## Exercise task
Identify, in the records below, every line where the string "sind" appears, and copy each such line.

Records from a collection
'''
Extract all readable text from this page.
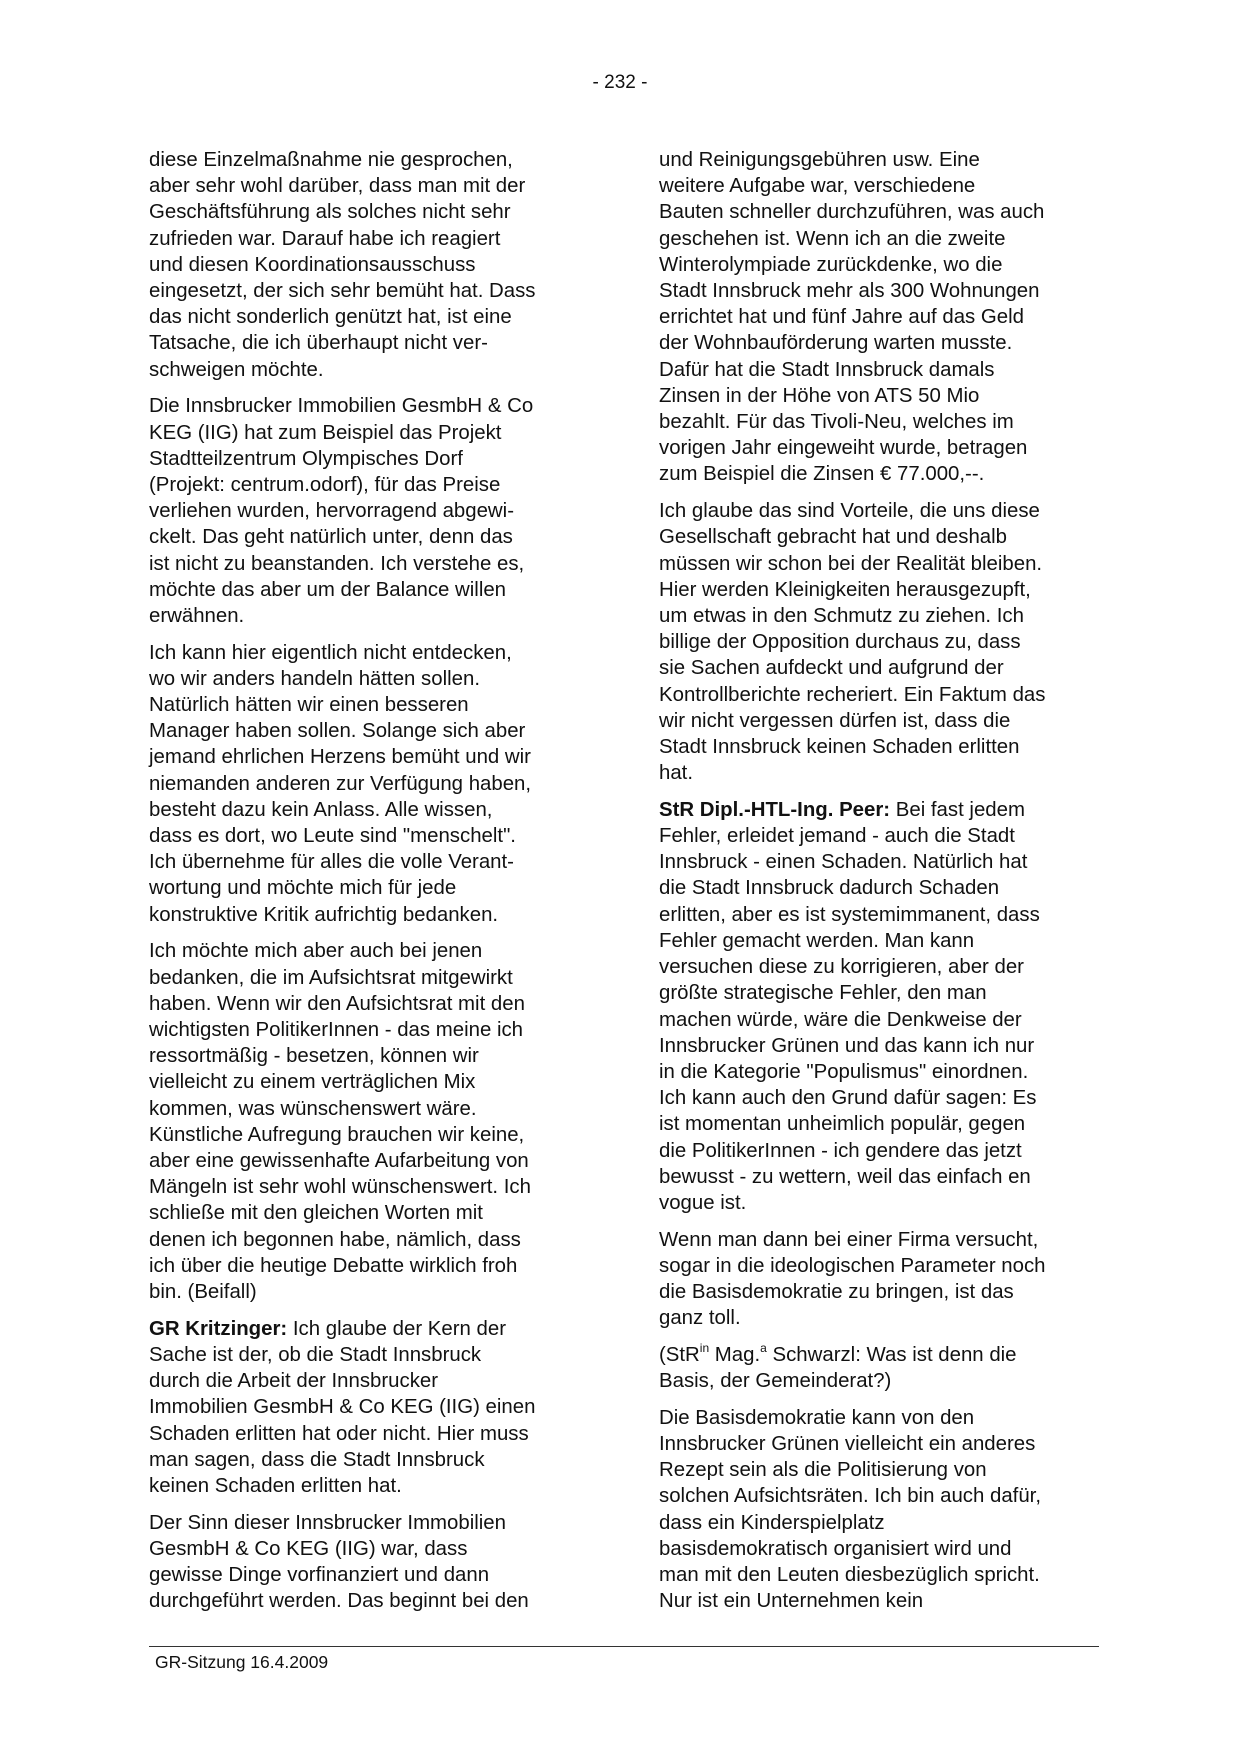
- 232 -

diese Einzelmaßnahme nie gesprochen,
aber sehr wohl darüber, dass man mit der
Geschäftsführung als solches nicht sehr
zufrieden war. Darauf habe ich reagiert
und diesen Koordinationsausschuss
eingesetzt, der sich sehr bemüht hat. Dass
das nicht sonderlich genützt hat, ist eine
Tatsache, die ich überhaupt nicht ver-
schweigen möchte.

Die Innsbrucker Immobilien GesmbH & Co
KEG (IIG) hat zum Beispiel das Projekt
Stadtteilzentrum Olympisches Dorf
(Projekt: centrum.odorf), für das Preise
verliehen wurden, hervorragend abgewi-
ckelt. Das geht natürlich unter, denn das
ist nicht zu beanstanden. Ich verstehe es,
möchte das aber um der Balance willen
erwähnen.

Ich kann hier eigentlich nicht entdecken,
wo wir anders handeln hätten sollen.
Natürlich hätten wir einen besseren
Manager haben sollen. Solange sich aber
jemand ehrlichen Herzens bemüht und wir
niemanden anderen zur Verfügung haben,
besteht dazu kein Anlass. Alle wissen,
dass es dort, wo Leute sind "menschelt".
Ich übernehme für alles die volle Verant-
wortung und möchte mich für jede
konstruktive Kritik aufrichtig bedanken.

Ich möchte mich aber auch bei jenen
bedanken, die im Aufsichtsrat mitgewirkt
haben. Wenn wir den Aufsichtsrat mit den
wichtigsten PolitikerInnen - das meine ich
ressortmäßig - besetzen, können wir
vielleicht zu einem verträglichen Mix
kommen, was wünschenswert wäre.
Künstliche Aufregung brauchen wir keine,
aber eine gewissenhafte Aufarbeitung von
Mängeln ist sehr wohl wünschenswert. Ich
schließe mit den gleichen Worten mit
denen ich begonnen habe, nämlich, dass
ich über die heutige Debatte wirklich froh
bin. (Beifall)

GR Kritzinger: Ich glaube der Kern der
Sache ist der, ob die Stadt Innsbruck
durch die Arbeit der Innsbrucker
Immobilien GesmbH & Co KEG (IIG) einen
Schaden erlitten hat oder nicht. Hier muss
man sagen, dass die Stadt Innsbruck
keinen Schaden erlitten hat.

Der Sinn dieser Innsbrucker Immobilien
GesmbH & Co KEG (IIG) war, dass
gewisse Dinge vorfinanziert und dann
durchgeführt werden. Das beginnt bei den

und Reinigungsgebühren usw. Eine
weitere Aufgabe war, verschiedene
Bauten schneller durchzuführen, was auch
geschehen ist. Wenn ich an die zweite
Winterolympiade zurückdenke, wo die
Stadt Innsbruck mehr als 300 Wohnungen
errichtet hat und fünf Jahre auf das Geld
der Wohnbauförderung warten musste.
Dafür hat die Stadt Innsbruck damals
Zinsen in der Höhe von ATS 50 Mio
bezahlt. Für das Tivoli-Neu, welches im
vorigen Jahr eingeweiht wurde, betragen
zum Beispiel die Zinsen € 77.000,--.

Ich glaube das sind Vorteile, die uns diese
Gesellschaft gebracht hat und deshalb
müssen wir schon bei der Realität bleiben.
Hier werden Kleinigkeiten herausgezupft,
um etwas in den Schmutz zu ziehen. Ich
billige der Opposition durchaus zu, dass
sie Sachen aufdeckt und aufgrund der
Kontrollberichte recheriert. Ein Faktum das
wir nicht vergessen dürfen ist, dass die
Stadt Innsbruck keinen Schaden erlitten
hat.

StR Dipl.-HTL-Ing. Peer: Bei fast jedem
Fehler, erleidet jemand - auch die Stadt
Innsbruck - einen Schaden. Natürlich hat
die Stadt Innsbruck dadurch Schaden
erlitten, aber es ist systemimmanent, dass
Fehler gemacht werden. Man kann
versuchen diese zu korrigieren, aber der
größte strategische Fehler, den man
machen würde, wäre die Denkweise der
Innsbrucker Grünen und das kann ich nur
in die Kategorie "Populismus" einordnen.
Ich kann auch den Grund dafür sagen: Es
ist momentan unheimlich populär, gegen
die PolitikerInnen - ich gendere das jetzt
bewusst - zu wettern, weil das einfach en
vogue ist.

Wenn man dann bei einer Firma versucht,
sogar in die ideologischen Parameter noch
die Basisdemokratie zu bringen, ist das
ganz toll.

(StR$^{in}$ Mag.$^a$ Schwarzl: Was ist denn die
Basis, der Gemeinderat?)

Die Basisdemokratie kann von den
Innsbrucker Grünen vielleicht ein anderes
Rezept sein als die Politisierung von
solchen Aufsichtsräten. Ich bin auch dafür,
dass ein Kinderspielplatz
basisdemokratisch organisiert wird und
man mit den Leuten diesbezüglich spricht.
Nur ist ein Unternehmen kein

GR-Sitzung 16.4.2009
'''
## Exercise output
dass es dort, wo Leute sind "menschelt".
Ich glaube das sind Vorteile, die uns diese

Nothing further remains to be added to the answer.